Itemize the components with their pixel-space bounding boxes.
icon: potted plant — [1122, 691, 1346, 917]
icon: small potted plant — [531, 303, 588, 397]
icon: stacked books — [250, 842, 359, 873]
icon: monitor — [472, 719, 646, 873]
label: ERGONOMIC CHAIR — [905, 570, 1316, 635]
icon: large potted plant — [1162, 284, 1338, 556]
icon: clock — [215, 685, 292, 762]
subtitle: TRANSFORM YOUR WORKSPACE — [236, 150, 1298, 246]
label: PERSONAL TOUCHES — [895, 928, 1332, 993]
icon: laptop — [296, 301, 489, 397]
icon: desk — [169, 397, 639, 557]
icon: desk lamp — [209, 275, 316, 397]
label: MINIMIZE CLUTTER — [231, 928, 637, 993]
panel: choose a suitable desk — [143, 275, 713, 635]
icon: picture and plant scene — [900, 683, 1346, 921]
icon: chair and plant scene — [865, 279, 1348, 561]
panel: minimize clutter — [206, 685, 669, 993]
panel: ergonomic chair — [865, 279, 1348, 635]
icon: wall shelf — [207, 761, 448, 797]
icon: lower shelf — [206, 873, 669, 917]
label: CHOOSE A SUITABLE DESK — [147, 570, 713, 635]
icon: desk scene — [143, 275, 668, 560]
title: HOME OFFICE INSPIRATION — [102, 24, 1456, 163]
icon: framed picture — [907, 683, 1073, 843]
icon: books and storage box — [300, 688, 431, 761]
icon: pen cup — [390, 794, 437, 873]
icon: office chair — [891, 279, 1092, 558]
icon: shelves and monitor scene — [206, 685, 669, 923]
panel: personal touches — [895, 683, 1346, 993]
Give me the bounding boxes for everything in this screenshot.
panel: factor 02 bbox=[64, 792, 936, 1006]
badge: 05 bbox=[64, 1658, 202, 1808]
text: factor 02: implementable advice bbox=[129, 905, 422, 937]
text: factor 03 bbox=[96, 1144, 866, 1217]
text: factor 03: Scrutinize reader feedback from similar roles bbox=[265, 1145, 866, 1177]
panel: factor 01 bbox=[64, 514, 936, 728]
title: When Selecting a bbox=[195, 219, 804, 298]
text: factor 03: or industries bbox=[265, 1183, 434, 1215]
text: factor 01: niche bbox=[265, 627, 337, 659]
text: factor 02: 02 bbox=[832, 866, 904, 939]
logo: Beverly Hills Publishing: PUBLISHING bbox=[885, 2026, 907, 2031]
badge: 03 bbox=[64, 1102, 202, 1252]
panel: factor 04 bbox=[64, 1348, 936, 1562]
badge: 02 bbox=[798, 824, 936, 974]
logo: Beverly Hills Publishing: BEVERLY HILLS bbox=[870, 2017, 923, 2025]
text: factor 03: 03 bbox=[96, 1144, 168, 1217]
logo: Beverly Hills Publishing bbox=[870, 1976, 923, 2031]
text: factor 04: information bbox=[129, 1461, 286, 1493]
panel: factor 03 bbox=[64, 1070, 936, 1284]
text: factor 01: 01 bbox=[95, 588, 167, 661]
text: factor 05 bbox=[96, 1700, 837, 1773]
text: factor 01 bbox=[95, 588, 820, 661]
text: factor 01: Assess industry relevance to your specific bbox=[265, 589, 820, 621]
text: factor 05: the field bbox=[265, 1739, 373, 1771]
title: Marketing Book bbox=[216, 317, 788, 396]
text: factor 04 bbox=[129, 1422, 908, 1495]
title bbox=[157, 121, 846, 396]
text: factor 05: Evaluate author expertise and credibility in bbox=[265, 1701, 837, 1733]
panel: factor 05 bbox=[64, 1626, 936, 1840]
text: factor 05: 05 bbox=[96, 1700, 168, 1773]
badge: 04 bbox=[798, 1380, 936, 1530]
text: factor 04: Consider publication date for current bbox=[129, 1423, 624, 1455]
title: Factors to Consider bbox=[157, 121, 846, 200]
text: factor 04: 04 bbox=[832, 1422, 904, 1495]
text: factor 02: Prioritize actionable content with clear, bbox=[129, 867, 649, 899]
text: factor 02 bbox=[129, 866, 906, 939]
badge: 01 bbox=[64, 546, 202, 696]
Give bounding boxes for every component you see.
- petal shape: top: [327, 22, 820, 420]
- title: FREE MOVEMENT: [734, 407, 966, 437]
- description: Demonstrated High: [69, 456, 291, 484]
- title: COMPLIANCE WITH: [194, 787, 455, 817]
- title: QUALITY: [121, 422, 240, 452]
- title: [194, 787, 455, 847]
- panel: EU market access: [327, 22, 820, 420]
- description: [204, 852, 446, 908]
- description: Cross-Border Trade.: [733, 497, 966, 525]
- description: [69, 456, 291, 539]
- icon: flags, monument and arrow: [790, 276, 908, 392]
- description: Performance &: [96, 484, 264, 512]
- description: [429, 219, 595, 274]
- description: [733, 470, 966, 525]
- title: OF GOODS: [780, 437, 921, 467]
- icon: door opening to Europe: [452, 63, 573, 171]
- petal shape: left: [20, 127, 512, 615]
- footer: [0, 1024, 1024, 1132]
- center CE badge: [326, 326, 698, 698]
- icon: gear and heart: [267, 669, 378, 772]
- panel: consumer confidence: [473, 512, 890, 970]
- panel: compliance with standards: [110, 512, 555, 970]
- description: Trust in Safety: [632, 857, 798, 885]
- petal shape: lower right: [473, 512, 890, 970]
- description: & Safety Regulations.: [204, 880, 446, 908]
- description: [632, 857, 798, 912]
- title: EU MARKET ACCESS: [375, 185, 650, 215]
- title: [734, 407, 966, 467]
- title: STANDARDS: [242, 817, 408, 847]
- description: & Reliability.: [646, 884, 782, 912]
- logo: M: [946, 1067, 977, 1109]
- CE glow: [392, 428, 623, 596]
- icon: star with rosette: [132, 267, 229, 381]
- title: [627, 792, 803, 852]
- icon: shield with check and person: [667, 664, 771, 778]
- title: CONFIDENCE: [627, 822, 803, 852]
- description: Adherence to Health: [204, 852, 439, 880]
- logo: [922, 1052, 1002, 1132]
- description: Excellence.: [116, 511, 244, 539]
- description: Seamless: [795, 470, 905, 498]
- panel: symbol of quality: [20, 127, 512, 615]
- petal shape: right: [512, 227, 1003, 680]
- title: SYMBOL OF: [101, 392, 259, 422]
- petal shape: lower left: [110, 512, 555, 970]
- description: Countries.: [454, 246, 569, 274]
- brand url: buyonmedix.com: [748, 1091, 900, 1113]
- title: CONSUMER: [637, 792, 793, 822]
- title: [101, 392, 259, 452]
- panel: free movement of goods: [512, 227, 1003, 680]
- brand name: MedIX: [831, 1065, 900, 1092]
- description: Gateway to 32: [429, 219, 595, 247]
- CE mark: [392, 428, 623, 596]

## Goal
Set down every line above again, word for word and in the same order.

## Result for this exercise
Itemize the components with their pixel-space bounding boxes.
icon: potted plant — [1122, 691, 1346, 917]
icon: small potted plant — [531, 303, 588, 397]
icon: stacked books — [250, 842, 359, 873]
icon: monitor — [472, 719, 646, 873]
label: ERGONOMIC CHAIR — [905, 570, 1316, 635]
icon: large potted plant — [1162, 284, 1338, 556]
icon: clock — [215, 685, 292, 762]
subtitle: TRANSFORM YOUR WORKSPACE — [236, 150, 1298, 246]
label: PERSONAL TOUCHES — [895, 928, 1332, 993]
icon: laptop — [296, 301, 489, 397]
icon: desk — [169, 397, 639, 557]
icon: desk lamp — [209, 275, 316, 397]
label: MINIMIZE CLUTTER — [231, 928, 637, 993]
panel: choose a suitable desk — [143, 275, 713, 635]
icon: picture and plant scene — [900, 683, 1346, 921]
icon: chair and plant scene — [865, 279, 1348, 561]
panel: minimize clutter — [206, 685, 669, 993]
panel: ergonomic chair — [865, 279, 1348, 635]
icon: wall shelf — [207, 761, 448, 797]
icon: lower shelf — [206, 873, 669, 917]
label: CHOOSE A SUITABLE DESK — [147, 570, 713, 635]
icon: desk scene — [143, 275, 668, 560]
title: HOME OFFICE INSPIRATION — [102, 24, 1456, 163]
icon: framed picture — [907, 683, 1073, 843]
icon: books and storage box — [300, 688, 431, 761]
icon: pen cup — [390, 794, 437, 873]
icon: office chair — [891, 279, 1092, 558]
icon: shelves and monitor scene — [206, 685, 669, 923]
panel: personal touches — [895, 683, 1346, 993]
Give me the bounding boxes for everything in this screenshot.
panel: factor 02 bbox=[64, 792, 936, 1006]
badge: 05 bbox=[64, 1658, 202, 1808]
text: factor 02: implementable advice bbox=[129, 905, 422, 937]
text: factor 03 bbox=[96, 1144, 866, 1217]
text: factor 03: Scrutinize reader feedback from similar roles bbox=[265, 1145, 866, 1177]
panel: factor 01 bbox=[64, 514, 936, 728]
title: When Selecting a bbox=[195, 219, 804, 298]
text: factor 03: or industries bbox=[265, 1183, 434, 1215]
text: factor 01: niche bbox=[265, 627, 337, 659]
text: factor 02: 02 bbox=[832, 866, 904, 939]
logo: Beverly Hills Publishing: PUBLISHING bbox=[885, 2026, 907, 2031]
badge: 03 bbox=[64, 1102, 202, 1252]
panel: factor 04 bbox=[64, 1348, 936, 1562]
badge: 02 bbox=[798, 824, 936, 974]
logo: Beverly Hills Publishing: BEVERLY HILLS bbox=[870, 2017, 923, 2025]
text: factor 03: 03 bbox=[96, 1144, 168, 1217]
logo: Beverly Hills Publishing bbox=[870, 1976, 923, 2031]
text: factor 04: information bbox=[129, 1461, 286, 1493]
panel: factor 03 bbox=[64, 1070, 936, 1284]
text: factor 01: 01 bbox=[95, 588, 167, 661]
text: factor 05 bbox=[96, 1700, 837, 1773]
text: factor 01 bbox=[95, 588, 820, 661]
text: factor 01: Assess industry relevance to your specific bbox=[265, 589, 820, 621]
text: factor 05: the field bbox=[265, 1739, 373, 1771]
title: Marketing Book bbox=[216, 317, 788, 396]
text: factor 04 bbox=[129, 1422, 908, 1495]
title bbox=[157, 121, 846, 396]
text: factor 05: Evaluate author expertise and credibility in bbox=[265, 1701, 837, 1733]
panel: factor 05 bbox=[64, 1626, 936, 1840]
text: factor 05: 05 bbox=[96, 1700, 168, 1773]
badge: 04 bbox=[798, 1380, 936, 1530]
text: factor 04: Consider publication date for current bbox=[129, 1423, 624, 1455]
title: Factors to Consider bbox=[157, 121, 846, 200]
text: factor 04: 04 bbox=[832, 1422, 904, 1495]
text: factor 02: Prioritize actionable content with clear, bbox=[129, 867, 649, 899]
text: factor 02 bbox=[129, 866, 906, 939]
badge: 01 bbox=[64, 546, 202, 696]
Give bounding boxes for every component you see.
- petal shape: top: [327, 22, 820, 420]
- title: FREE MOVEMENT: [734, 407, 966, 437]
- description: Demonstrated High: [69, 456, 291, 484]
- title: COMPLIANCE WITH: [194, 787, 455, 817]
- title: QUALITY: [121, 422, 240, 452]
- title: [194, 787, 455, 847]
- panel: EU market access: [327, 22, 820, 420]
- description: [204, 852, 446, 908]
- description: Cross-Border Trade.: [733, 497, 966, 525]
- description: [69, 456, 291, 539]
- icon: flags, monument and arrow: [790, 276, 908, 392]
- description: Performance &: [96, 484, 264, 512]
- description: [429, 219, 595, 274]
- description: [733, 470, 966, 525]
- title: OF GOODS: [780, 437, 921, 467]
- icon: door opening to Europe: [452, 63, 573, 171]
- petal shape: left: [20, 127, 512, 615]
- footer: [0, 1024, 1024, 1132]
- center CE badge: [326, 326, 698, 698]
- icon: gear and heart: [267, 669, 378, 772]
- panel: consumer confidence: [473, 512, 890, 970]
- panel: compliance with standards: [110, 512, 555, 970]
- description: Trust in Safety: [632, 857, 798, 885]
- petal shape: lower right: [473, 512, 890, 970]
- description: & Safety Regulations.: [204, 880, 446, 908]
- description: [632, 857, 798, 912]
- title: EU MARKET ACCESS: [375, 185, 650, 215]
- title: [734, 407, 966, 467]
- title: STANDARDS: [242, 817, 408, 847]
- description: & Reliability.: [646, 884, 782, 912]
- logo: M: [946, 1067, 977, 1109]
- CE glow: [392, 428, 623, 596]
- icon: star with rosette: [132, 267, 229, 381]
- title: [627, 792, 803, 852]
- icon: shield with check and person: [667, 664, 771, 778]
- title: CONFIDENCE: [627, 822, 803, 852]
- description: Adherence to Health: [204, 852, 439, 880]
- logo: [922, 1052, 1002, 1132]
- description: Excellence.: [116, 511, 244, 539]
- description: Seamless: [795, 470, 905, 498]
- panel: symbol of quality: [20, 127, 512, 615]
- petal shape: right: [512, 227, 1003, 680]
- title: SYMBOL OF: [101, 392, 259, 422]
- petal shape: lower left: [110, 512, 555, 970]
- description: Countries.: [454, 246, 569, 274]
- brand url: buyonmedix.com: [748, 1091, 900, 1113]
- title: CONSUMER: [637, 792, 793, 822]
- title: [101, 392, 259, 452]
- panel: free movement of goods: [512, 227, 1003, 680]
- brand name: MedIX: [831, 1065, 900, 1092]
- description: Gateway to 32: [429, 219, 595, 247]
- CE mark: [392, 428, 623, 596]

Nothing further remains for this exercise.